> EXERCISE BRIEF
Reproduce every entry below precisely. Pictures are excluded from the copy.
begin
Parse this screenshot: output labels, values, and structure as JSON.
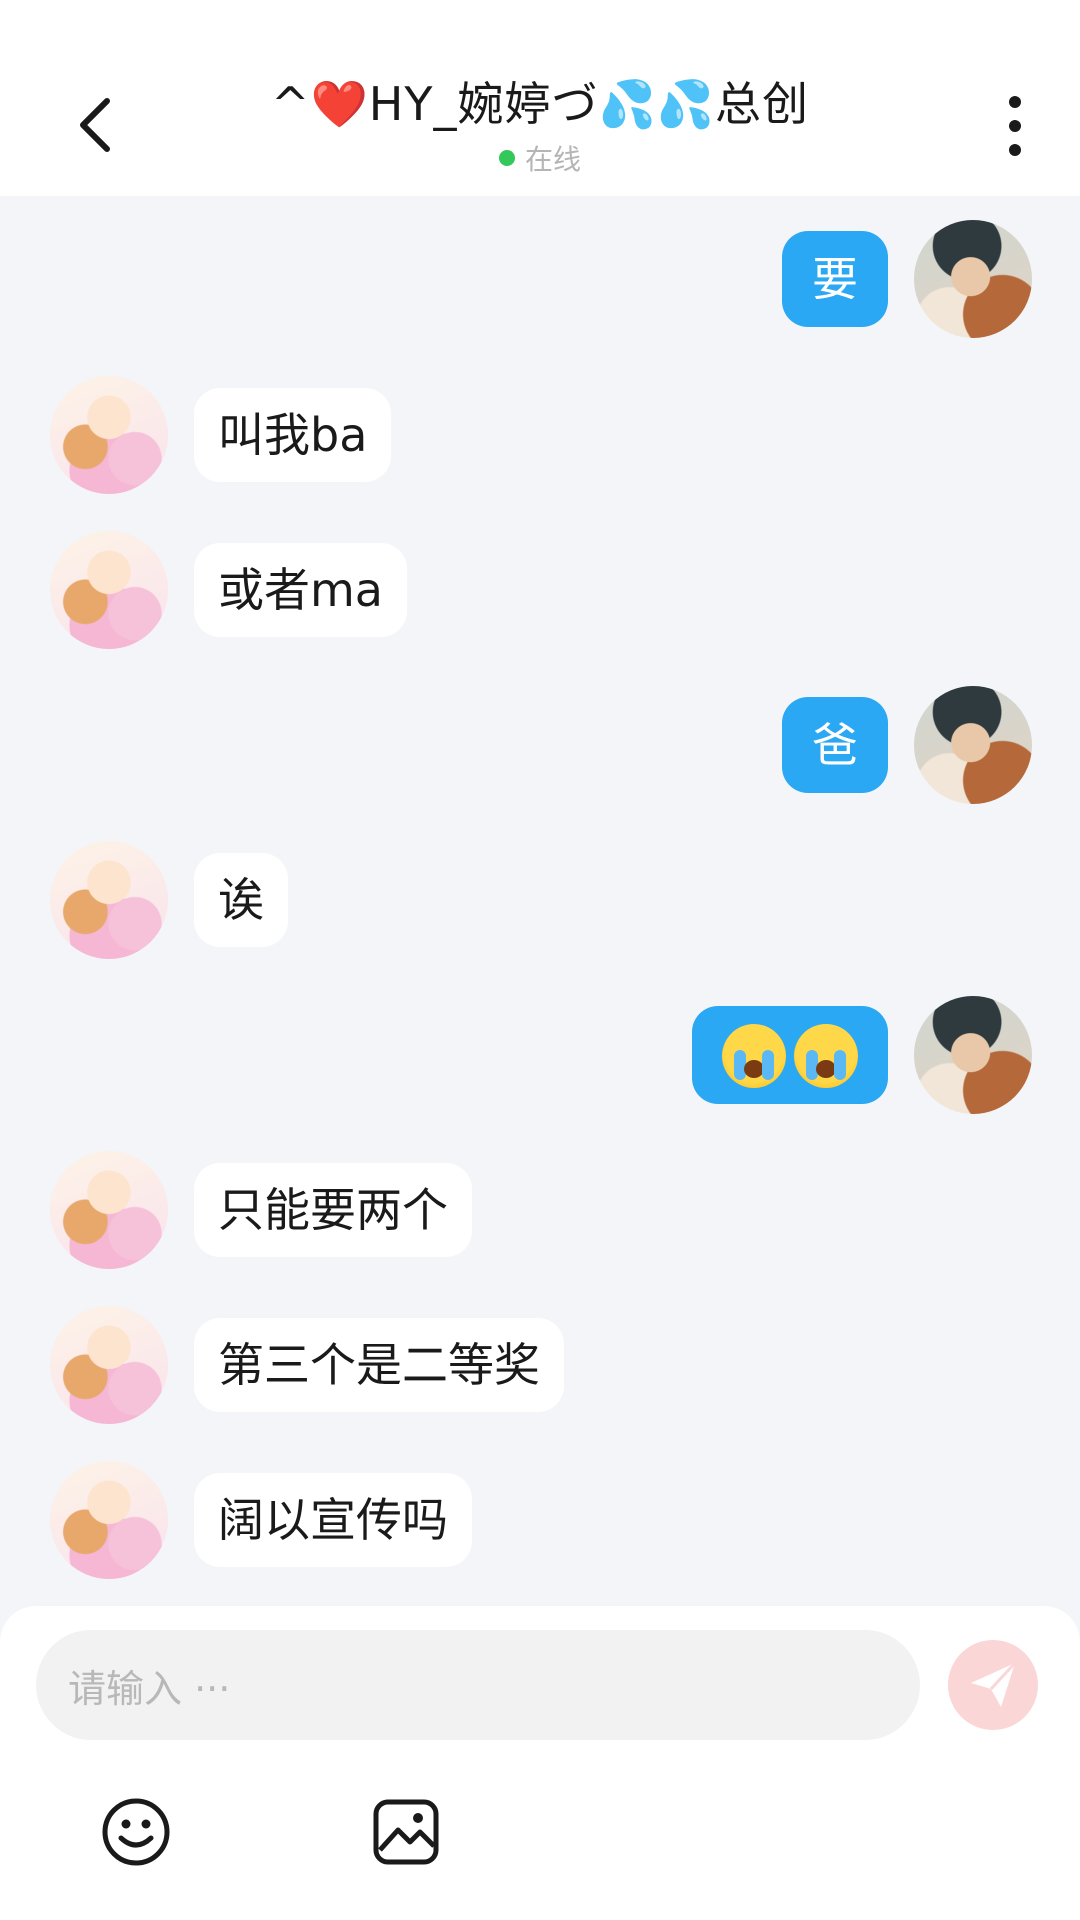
{
  "header": {
    "title": "^❤️HY_婉婷づ💦💦总创",
    "status": "在线",
    "status_color": "#34c759",
    "back_icon": "chevron-left-icon",
    "more_icon": "more-vertical-icon"
  },
  "messages": [
    {
      "side": "right",
      "text": "要"
    },
    {
      "side": "left",
      "text": "叫我ba"
    },
    {
      "side": "left",
      "text": "或者ma"
    },
    {
      "side": "right",
      "text": "爸"
    },
    {
      "side": "left",
      "text": "诶"
    },
    {
      "side": "right",
      "text": "😭😭",
      "emoji": "loudly-crying-face"
    },
    {
      "side": "left",
      "text": "只能要两个"
    },
    {
      "side": "left",
      "text": "第三个是二等奖"
    },
    {
      "side": "left",
      "text": "阔以宣传吗"
    }
  ],
  "composer": {
    "placeholder": "请输入 ···",
    "send_icon": "send-icon",
    "emoji_icon": "emoji-icon",
    "image_icon": "image-icon"
  },
  "colors": {
    "accent": "#2aa8f4",
    "background": "#f3f5f8",
    "send_button": "#fbd6d6"
  }
}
end
> RESULT BELOW
Parse this screenshot: output labels, values, and structure as JSON.
{
  "header": {
    "title": "^❤️HY_婉婷づ💦💦总创",
    "status": "在线",
    "status_color": "#34c759",
    "back_icon": "chevron-left-icon",
    "more_icon": "more-vertical-icon"
  },
  "messages": [
    {
      "side": "right",
      "text": "要"
    },
    {
      "side": "left",
      "text": "叫我ba"
    },
    {
      "side": "left",
      "text": "或者ma"
    },
    {
      "side": "right",
      "text": "爸"
    },
    {
      "side": "left",
      "text": "诶"
    },
    {
      "side": "right",
      "text": "😭😭",
      "emoji": "loudly-crying-face"
    },
    {
      "side": "left",
      "text": "只能要两个"
    },
    {
      "side": "left",
      "text": "第三个是二等奖"
    },
    {
      "side": "left",
      "text": "阔以宣传吗"
    }
  ],
  "composer": {
    "placeholder": "请输入 ···",
    "send_icon": "send-icon",
    "emoji_icon": "emoji-icon",
    "image_icon": "image-icon"
  },
  "colors": {
    "accent": "#2aa8f4",
    "background": "#f3f5f8",
    "send_button": "#fbd6d6"
  }
}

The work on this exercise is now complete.